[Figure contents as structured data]
--*--

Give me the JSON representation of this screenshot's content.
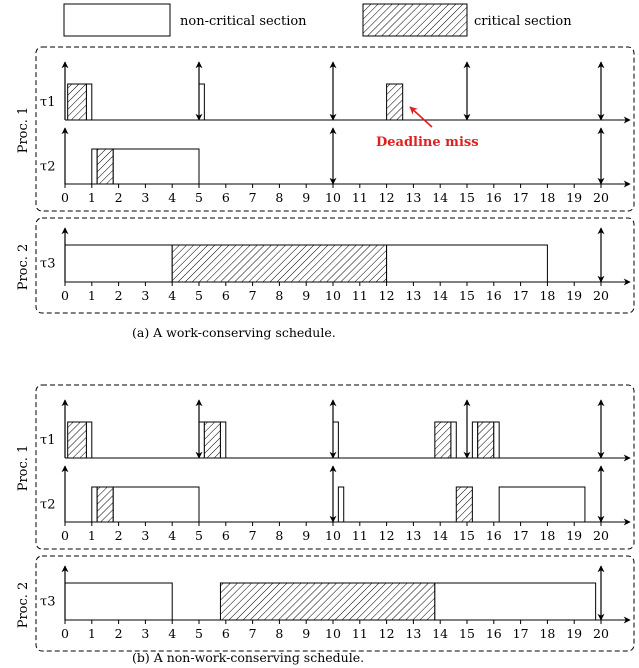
{
  "legend": {
    "non_critical": "non-critical section",
    "critical": "critical section"
  },
  "ticks": [
    "0",
    "1",
    "2",
    "3",
    "4",
    "5",
    "6",
    "7",
    "8",
    "9",
    "10",
    "11",
    "12",
    "13",
    "14",
    "15",
    "16",
    "17",
    "18",
    "19",
    "20"
  ],
  "diagrams": [
    {
      "caption": "(a) A work-conserving schedule.",
      "annotation": "Deadline miss",
      "proc1": {
        "label": "Proc. 1",
        "tasks": [
          {
            "name": "τ1",
            "segments": [
              {
                "start": 0.1,
                "end": 0.8,
                "kind": "critical"
              },
              {
                "start": 0.8,
                "end": 1.0,
                "kind": "normal"
              },
              {
                "start": 5.0,
                "end": 5.2,
                "kind": "normal"
              },
              {
                "start": 12.0,
                "end": 12.6,
                "kind": "critical"
              }
            ],
            "events": [
              {
                "t": 0,
                "type": "up"
              },
              {
                "t": 5,
                "type": "both"
              },
              {
                "t": 10,
                "type": "both"
              },
              {
                "t": 15,
                "type": "both"
              },
              {
                "t": 20,
                "type": "both"
              }
            ]
          },
          {
            "name": "τ2",
            "segments": [
              {
                "start": 1.0,
                "end": 1.2,
                "kind": "normal"
              },
              {
                "start": 1.2,
                "end": 1.8,
                "kind": "critical"
              },
              {
                "start": 1.8,
                "end": 5.0,
                "kind": "normal"
              }
            ],
            "events": [
              {
                "t": 0,
                "type": "up"
              },
              {
                "t": 10,
                "type": "both"
              },
              {
                "t": 20,
                "type": "both"
              }
            ]
          }
        ]
      },
      "proc2": {
        "label": "Proc. 2",
        "tasks": [
          {
            "name": "τ3",
            "segments": [
              {
                "start": 0,
                "end": 4,
                "kind": "normal"
              },
              {
                "start": 4,
                "end": 12,
                "kind": "critical"
              },
              {
                "start": 12,
                "end": 18,
                "kind": "normal"
              }
            ],
            "events": [
              {
                "t": 0,
                "type": "up"
              },
              {
                "t": 20,
                "type": "both"
              }
            ]
          }
        ]
      }
    },
    {
      "caption": "(b) A non-work-conserving schedule.",
      "annotation": "",
      "proc1": {
        "label": "Proc. 1",
        "tasks": [
          {
            "name": "τ1",
            "segments": [
              {
                "start": 0.1,
                "end": 0.8,
                "kind": "critical"
              },
              {
                "start": 0.8,
                "end": 1.0,
                "kind": "normal"
              },
              {
                "start": 5.0,
                "end": 5.2,
                "kind": "normal"
              },
              {
                "start": 5.2,
                "end": 5.8,
                "kind": "critical"
              },
              {
                "start": 5.8,
                "end": 6.0,
                "kind": "normal"
              },
              {
                "start": 10.0,
                "end": 10.2,
                "kind": "normal"
              },
              {
                "start": 13.8,
                "end": 14.4,
                "kind": "critical"
              },
              {
                "start": 14.4,
                "end": 14.6,
                "kind": "normal"
              },
              {
                "start": 15.2,
                "end": 15.4,
                "kind": "normal"
              },
              {
                "start": 15.4,
                "end": 16.0,
                "kind": "critical"
              },
              {
                "start": 16.0,
                "end": 16.2,
                "kind": "normal"
              }
            ],
            "events": [
              {
                "t": 0,
                "type": "up"
              },
              {
                "t": 5,
                "type": "both"
              },
              {
                "t": 10,
                "type": "both"
              },
              {
                "t": 15,
                "type": "both"
              },
              {
                "t": 20,
                "type": "both"
              }
            ]
          },
          {
            "name": "τ2",
            "segments": [
              {
                "start": 1.0,
                "end": 1.2,
                "kind": "normal"
              },
              {
                "start": 1.2,
                "end": 1.8,
                "kind": "critical"
              },
              {
                "start": 1.8,
                "end": 5.0,
                "kind": "normal"
              },
              {
                "start": 10.2,
                "end": 10.4,
                "kind": "normal"
              },
              {
                "start": 14.6,
                "end": 15.2,
                "kind": "critical"
              },
              {
                "start": 16.2,
                "end": 19.4,
                "kind": "normal"
              }
            ],
            "events": [
              {
                "t": 0,
                "type": "up"
              },
              {
                "t": 10,
                "type": "both"
              },
              {
                "t": 20,
                "type": "both"
              }
            ]
          }
        ]
      },
      "proc2": {
        "label": "Proc. 2",
        "tasks": [
          {
            "name": "τ3",
            "segments": [
              {
                "start": 0,
                "end": 4,
                "kind": "normal"
              },
              {
                "start": 5.8,
                "end": 13.8,
                "kind": "critical"
              },
              {
                "start": 13.8,
                "end": 19.8,
                "kind": "normal"
              }
            ],
            "events": [
              {
                "t": 0,
                "type": "up"
              },
              {
                "t": 20,
                "type": "both"
              }
            ]
          }
        ]
      }
    }
  ]
}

--*--

• THE REQUEST
Retype the whole listing exactly and leave the pictures out.

• EXERCISE RESULT
Give me the JSON representation of this screenshot's content.
{
  "legend": {
    "non_critical": "non-critical section",
    "critical": "critical section"
  },
  "ticks": [
    "0",
    "1",
    "2",
    "3",
    "4",
    "5",
    "6",
    "7",
    "8",
    "9",
    "10",
    "11",
    "12",
    "13",
    "14",
    "15",
    "16",
    "17",
    "18",
    "19",
    "20"
  ],
  "diagrams": [
    {
      "caption": "(a) A work-conserving schedule.",
      "annotation": "Deadline miss",
      "proc1": {
        "label": "Proc. 1",
        "tasks": [
          {
            "name": "τ1",
            "segments": [
              {
                "start": 0.1,
                "end": 0.8,
                "kind": "critical"
              },
              {
                "start": 0.8,
                "end": 1.0,
                "kind": "normal"
              },
              {
                "start": 5.0,
                "end": 5.2,
                "kind": "normal"
              },
              {
                "start": 12.0,
                "end": 12.6,
                "kind": "critical"
              }
            ],
            "events": [
              {
                "t": 0,
                "type": "up"
              },
              {
                "t": 5,
                "type": "both"
              },
              {
                "t": 10,
                "type": "both"
              },
              {
                "t": 15,
                "type": "both"
              },
              {
                "t": 20,
                "type": "both"
              }
            ]
          },
          {
            "name": "τ2",
            "segments": [
              {
                "start": 1.0,
                "end": 1.2,
                "kind": "normal"
              },
              {
                "start": 1.2,
                "end": 1.8,
                "kind": "critical"
              },
              {
                "start": 1.8,
                "end": 5.0,
                "kind": "normal"
              }
            ],
            "events": [
              {
                "t": 0,
                "type": "up"
              },
              {
                "t": 10,
                "type": "both"
              },
              {
                "t": 20,
                "type": "both"
              }
            ]
          }
        ]
      },
      "proc2": {
        "label": "Proc. 2",
        "tasks": [
          {
            "name": "τ3",
            "segments": [
              {
                "start": 0,
                "end": 4,
                "kind": "normal"
              },
              {
                "start": 4,
                "end": 12,
                "kind": "critical"
              },
              {
                "start": 12,
                "end": 18,
                "kind": "normal"
              }
            ],
            "events": [
              {
                "t": 0,
                "type": "up"
              },
              {
                "t": 20,
                "type": "both"
              }
            ]
          }
        ]
      }
    },
    {
      "caption": "(b) A non-work-conserving schedule.",
      "annotation": "",
      "proc1": {
        "label": "Proc. 1",
        "tasks": [
          {
            "name": "τ1",
            "segments": [
              {
                "start": 0.1,
                "end": 0.8,
                "kind": "critical"
              },
              {
                "start": 0.8,
                "end": 1.0,
                "kind": "normal"
              },
              {
                "start": 5.0,
                "end": 5.2,
                "kind": "normal"
              },
              {
                "start": 5.2,
                "end": 5.8,
                "kind": "critical"
              },
              {
                "start": 5.8,
                "end": 6.0,
                "kind": "normal"
              },
              {
                "start": 10.0,
                "end": 10.2,
                "kind": "normal"
              },
              {
                "start": 13.8,
                "end": 14.4,
                "kind": "critical"
              },
              {
                "start": 14.4,
                "end": 14.6,
                "kind": "normal"
              },
              {
                "start": 15.2,
                "end": 15.4,
                "kind": "normal"
              },
              {
                "start": 15.4,
                "end": 16.0,
                "kind": "critical"
              },
              {
                "start": 16.0,
                "end": 16.2,
                "kind": "normal"
              }
            ],
            "events": [
              {
                "t": 0,
                "type": "up"
              },
              {
                "t": 5,
                "type": "both"
              },
              {
                "t": 10,
                "type": "both"
              },
              {
                "t": 15,
                "type": "both"
              },
              {
                "t": 20,
                "type": "both"
              }
            ]
          },
          {
            "name": "τ2",
            "segments": [
              {
                "start": 1.0,
                "end": 1.2,
                "kind": "normal"
              },
              {
                "start": 1.2,
                "end": 1.8,
                "kind": "critical"
              },
              {
                "start": 1.8,
                "end": 5.0,
                "kind": "normal"
              },
              {
                "start": 10.2,
                "end": 10.4,
                "kind": "normal"
              },
              {
                "start": 14.6,
                "end": 15.2,
                "kind": "critical"
              },
              {
                "start": 16.2,
                "end": 19.4,
                "kind": "normal"
              }
            ],
            "events": [
              {
                "t": 0,
                "type": "up"
              },
              {
                "t": 10,
                "type": "both"
              },
              {
                "t": 20,
                "type": "both"
              }
            ]
          }
        ]
      },
      "proc2": {
        "label": "Proc. 2",
        "tasks": [
          {
            "name": "τ3",
            "segments": [
              {
                "start": 0,
                "end": 4,
                "kind": "normal"
              },
              {
                "start": 5.8,
                "end": 13.8,
                "kind": "critical"
              },
              {
                "start": 13.8,
                "end": 19.8,
                "kind": "normal"
              }
            ],
            "events": [
              {
                "t": 0,
                "type": "up"
              },
              {
                "t": 20,
                "type": "both"
              }
            ]
          }
        ]
      }
    }
  ]
}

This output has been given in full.